* **SUPPLIED MATERIAL**

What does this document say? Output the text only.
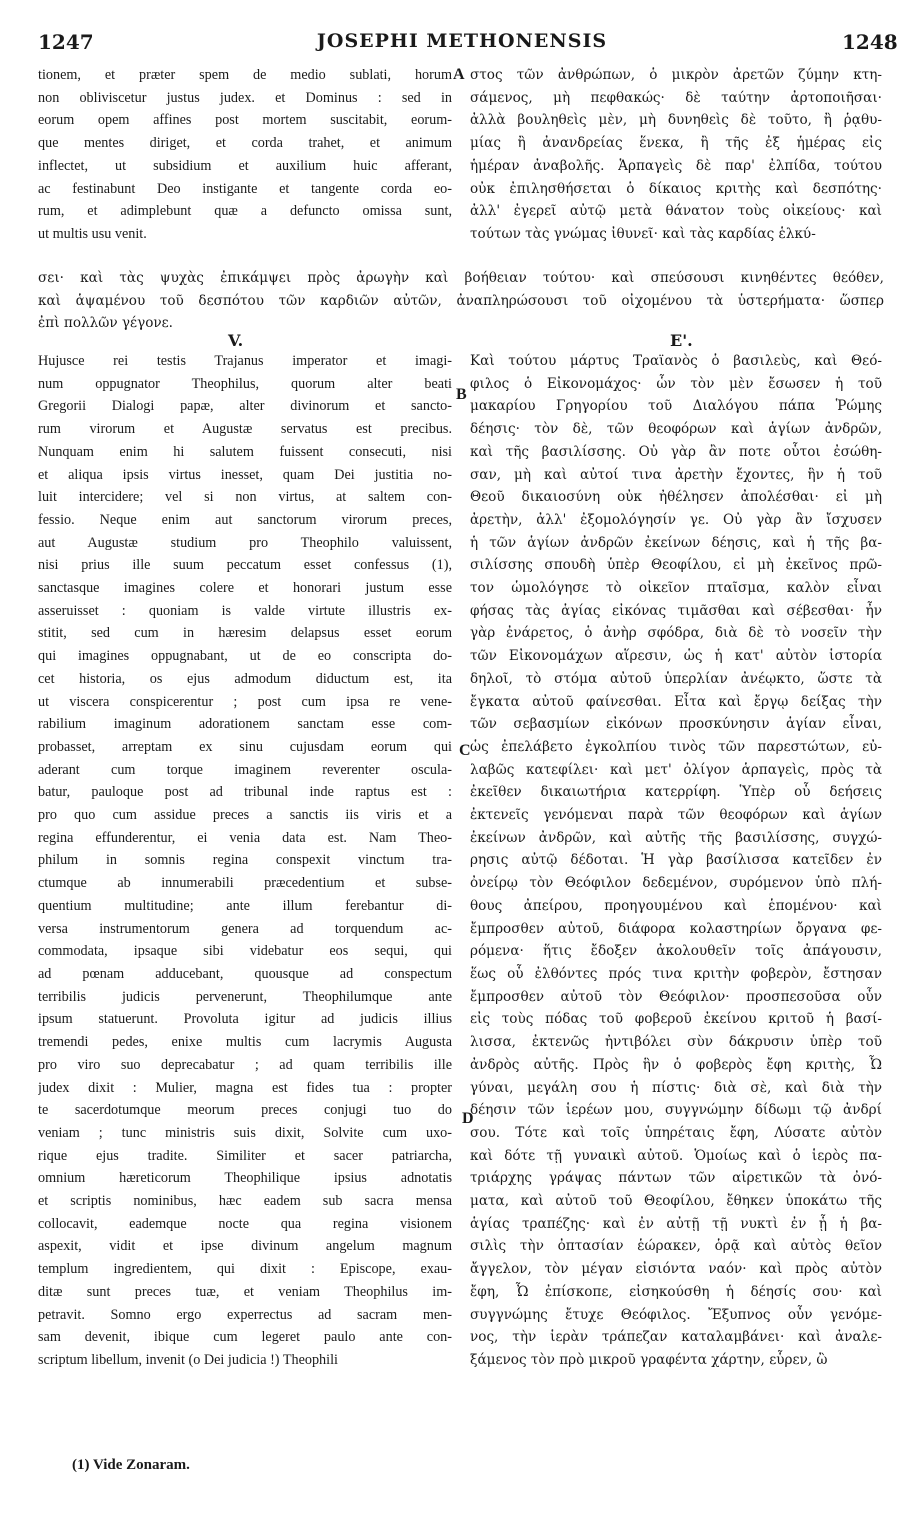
1247	JOSEPHI METHONENSIS	1248
tionem, et præter spem de medio sublati, horum
non obliviscetur justus judex. et Dominus : sed in
eorum opem affines post mortem suscitabit, eorum-
que mentes diriget, et corda trahet, et animum
inflectet, ut subsidium et auxilium huic afferant,
ac festinabunt Deo instigante et tangente corda eo-
rum, et adimplebunt quæ a defuncto omissa sunt,
ut multis usu venit.
στος τῶν ἀνθρώπων, ὁ μικρὸν ἀρετῶν ζύμην κτη-
σάμενος, μὴ πεφθακώς· δὲ ταύτην ἀρτοποιῆσαι·
ἀλλὰ βουληθεὶς μὲν, μὴ δυνηθεὶς δὲ τοῦτο, ἢ ῥᾳθυ-
μίας ἢ ἀνανδρείας ἕνεκα, ἢ τῆς ἐξ ἡμέρας εἰς
ἡμέραν ἀναβολῆς. Ἁρπαγεὶς δὲ παρ' ἐλπίδα, τούτου
οὐκ ἐπιλησθήσεται ὁ δίκαιος κριτὴς καὶ δεσπότης·
ἀλλ' ἐγερεῖ αὐτῷ μετὰ θάνατον τοὺς οἰκείους· καὶ
τούτων τὰς γνώμας ἰθυνεῖ· καὶ τὰς καρδίας ἑλκύ-
σει· καὶ τὰς ψυχὰς ἐπικάμψει πρὸς ἀρωγὴν καὶ βοήθειαν τούτου· καὶ σπεύσουσι κινηθέντες θεόθεν,
καὶ ἁψαμένου τοῦ δεσπότου τῶν καρδιῶν αὐτῶν, ἀναπληρώσουσι τοῦ οἰχομένου τὰ ὑστερήματα· ὥσπερ
ἐπὶ πολλῶν γέγονε.
V.	Ε'.
Hujusce rei testis Trajanus imperator et imagi-
num oppugnator Theophilus, quorum alter beati
Gregorii Dialogi papæ, alter divinorum et sancto-
rum virorum et Augustæ servatus est precibus.
Nunquam enim hi salutem fuissent consecuti, nisi
et aliqua ipsis virtus inesset, quam Dei justitia no-
luit intercidere; vel si non virtus, at saltem con-
fessio. Neque enim aut sanctorum virorum preces,
aut Augustæ studium pro Theophilo valuissent,
nisi prius ille suum peccatum esset confessus (1),
sanctasque imagines colere et honorari justum esse
asseruisset : quoniam is valde virtute illustris ex-
stitit, sed cum in hæresim delapsus esset eorum
qui imagines oppugnabant, ut de eo conscripta do-
cet historia, os ejus admodum diductum est, ita
ut viscera conspicerentur ; post cum ipsa re vene-
rabilium imaginum adorationem sanctam esse com-
probasset, arreptam ex sinu cujusdam eorum qui
aderant cum torque imaginem reverenter oscula-
batur, pauloque post ad tribunal inde raptus est :
pro quo cum assidue preces a sanctis iis viris et a
regina effunderentur, ei venia data est. Nam Theo-
philum in somnis regina conspexit vinctum tra-
ctumque ab innumerabili præcedentium et subse-
quentium multitudine; ante illum ferebantur di-
versa instrumentorum genera ad torquendum ac-
commodata, ipsaque sibi videbatur eos sequi, qui
ad pœnam adducebant, quousque ad conspectum
terribilis judicis pervenerunt, Theophilumque ante
ipsum statuerunt. Provoluta igitur ad judicis illius
tremendi pedes, enixe multis cum lacrymis Augusta
pro viro suo deprecabatur ; ad quam terribilis ille
judex dixit : Mulier, magna est fides tua : propter
te sacerdotumque meorum preces conjugi tuo do
veniam ; tunc ministris suis dixit, Solvite cum uxo-
rique ejus tradite. Similiter et sacer patriarcha,
omnium hæreticorum Theophilique ipsius adnotatis
et scriptis nominibus, hæc eadem sub sacra mensa
collocavit, eademque nocte qua regina visionem
aspexit, vidit et ipse divinum angelum magnum
templum ingredientem, qui dixit : Episcope, exau-
ditæ sunt preces tuæ, et veniam Theophilus im-
petravit. Somno ergo experrectus ad sacram men-
sam devenit, ibique cum legeret paulo ante con-
scriptum libellum, invenit (o Dei judicia !) Theophili
Καὶ τούτου μάρτυς Τραϊανὸς ὁ βασιλεὺς, καὶ Θεό-
φιλος ὁ Εἰκονομάχος· ὧν τὸν μὲν ἔσωσεν ἡ τοῦ
μακαρίου Γρηγορίου τοῦ Διαλόγου πάπα Ῥώμης
δέησις· τὸν δὲ, τῶν θεοφόρων καὶ ἁγίων ἀνδρῶν,
καὶ τῆς βασιλίσσης. Οὐ γὰρ ἂν ποτε οὗτοι ἐσώθη-
σαν, μὴ καὶ αὐτοί τινα ἀρετὴν ἔχοντες, ἣν ἡ τοῦ
Θεοῦ δικαιοσύνη οὐκ ἠθέλησεν ἀπολέσθαι· εἰ μὴ
ἀρετὴν, ἀλλ' ἐξομολόγησίν γε. Οὐ γὰρ ἂν ἴσχυσεν
ἡ τῶν ἁγίων ἀνδρῶν ἐκείνων δέησις, καὶ ἡ τῆς βα-
σιλίσσης σπουδὴ ὑπὲρ Θεοφίλου, εἰ μὴ ἐκεῖνος πρῶ-
τον ὡμολόγησε τὸ οἰκεῖον πταῖσμα, καλὸν εἶναι
φήσας τὰς ἁγίας εἰκόνας τιμᾶσθαι καὶ σέβεσθαι· ἦν
γὰρ ἐνάρετος, ὁ ἀνὴρ σφόδρα, διὰ δὲ τὸ νοσεῖν τὴν
τῶν Εἰκονομάχων αἵρεσιν, ὡς ἡ κατ' αὐτὸν ἱστορία
δηλοῖ, τὸ στόμα αὐτοῦ ὑπερλίαν ἀνέῳκτο, ὥστε τὰ
ἔγκατα αὐτοῦ φαίνεσθαι. Εἶτα καὶ ἔργῳ δείξας τὴν
τῶν σεβασμίων εἰκόνων προσκύνησιν ἁγίαν εἶναι,
ὡς ἐπελάβετο ἐγκολπίου τινὸς τῶν παρεστώτων, εὐ-
λαβῶς κατεφίλει· καὶ μετ' ὀλίγον ἁρπαγεὶς, πρὸς τὰ
ἐκεῖθεν δικαιωτήρια κατερρίφη. Ὑπὲρ οὗ δεήσεις
ἐκτενεῖς γενόμεναι παρὰ τῶν θεοφόρων καὶ ἁγίων
ἐκείνων ἀνδρῶν, καὶ αὐτῆς τῆς βασιλίσσης, συγχώ-
ρησις αὐτῷ δέδοται. Ἡ γὰρ βασίλισσα κατεῖδεν ἐν
ὀνείρῳ τὸν Θεόφιλον δεδεμένον, συρόμενον ὑπὸ πλή-
θους ἀπείρου, προηγουμένου καὶ ἑπομένου· καὶ
ἔμπροσθεν αὐτοῦ, διάφορα κολαστηρίων ὄργανα φε-
ρόμενα· ἥτις ἔδοξεν ἀκολουθεῖν τοῖς ἀπάγουσιν,
ἕως οὗ ἐλθόντες πρός τινα κριτὴν φοβερὸν, ἔστησαν
ἔμπροσθεν αὐτοῦ τὸν Θεόφιλον· προσπεσοῦσα οὖν
εἰς τοὺς πόδας τοῦ φοβεροῦ ἐκείνου κριτοῦ ἡ βασί-
λισσα, ἐκτενῶς ἠντιβόλει σὺν δάκρυσιν ὑπὲρ τοῦ
ἀνδρὸς αὐτῆς. Πρὸς ἣν ὁ φοβερὸς ἔφη κριτὴς, Ὦ
γύναι, μεγάλη σου ἡ πίστις· διὰ σὲ, καὶ διὰ τὴν
δέησιν τῶν ἱερέων μου, συγγνώμην δίδωμι τῷ ἀνδρί
σου. Τότε καὶ τοῖς ὑπηρέταις ἔφη, Λύσατε αὐτὸν
καὶ δότε τῇ γυναικὶ αὐτοῦ. Ὁμοίως καὶ ὁ ἱερὸς πα-
τριάρχης γράψας πάντων τῶν αἱρετικῶν τὰ ὀνό-
ματα, καὶ αὐτοῦ τοῦ Θεοφίλου, ἔθηκεν ὑποκάτω τῆς
ἁγίας τραπέζης· καὶ ἐν αὐτῇ τῇ νυκτὶ ἐν ᾗ ἡ βα-
σιλὶς τὴν ὀπτασίαν ἑώρακεν, ὁρᾷ καὶ αὐτὸς θεῖον
ἄγγελον, τὸν μέγαν εἰσιόντα ναόν· καὶ πρὸς αὐτὸν
ἔφη, Ὦ ἐπίσκοπε, εἰσηκούσθη ἡ δέησίς σου· καὶ
συγγνώμης ἔτυχε Θεόφιλος. Ἔξυπνος οὖν γενόμε-
νος, τὴν ἱερὰν τράπεζαν καταλαμβάνει· καὶ ἀναλε-
ξάμενος τὸν πρὸ μικροῦ γραφέντα χάρτην, εὗρεν, ὢ
A
B
C
D
(1) Vide Zonaram.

* **WHAT THE EXERCISE ASKS**
Find the word "preces" in the data and show each line that holds it.

* **EXERCISE OUTPUT**
fessio. Neque enim aut sanctorum virorum preces,
pro quo cum assidue preces a sanctis iis viris et a
te sacerdotumque meorum preces conjugi tuo do
ditæ sunt preces tuæ, et veniam Theophilus im-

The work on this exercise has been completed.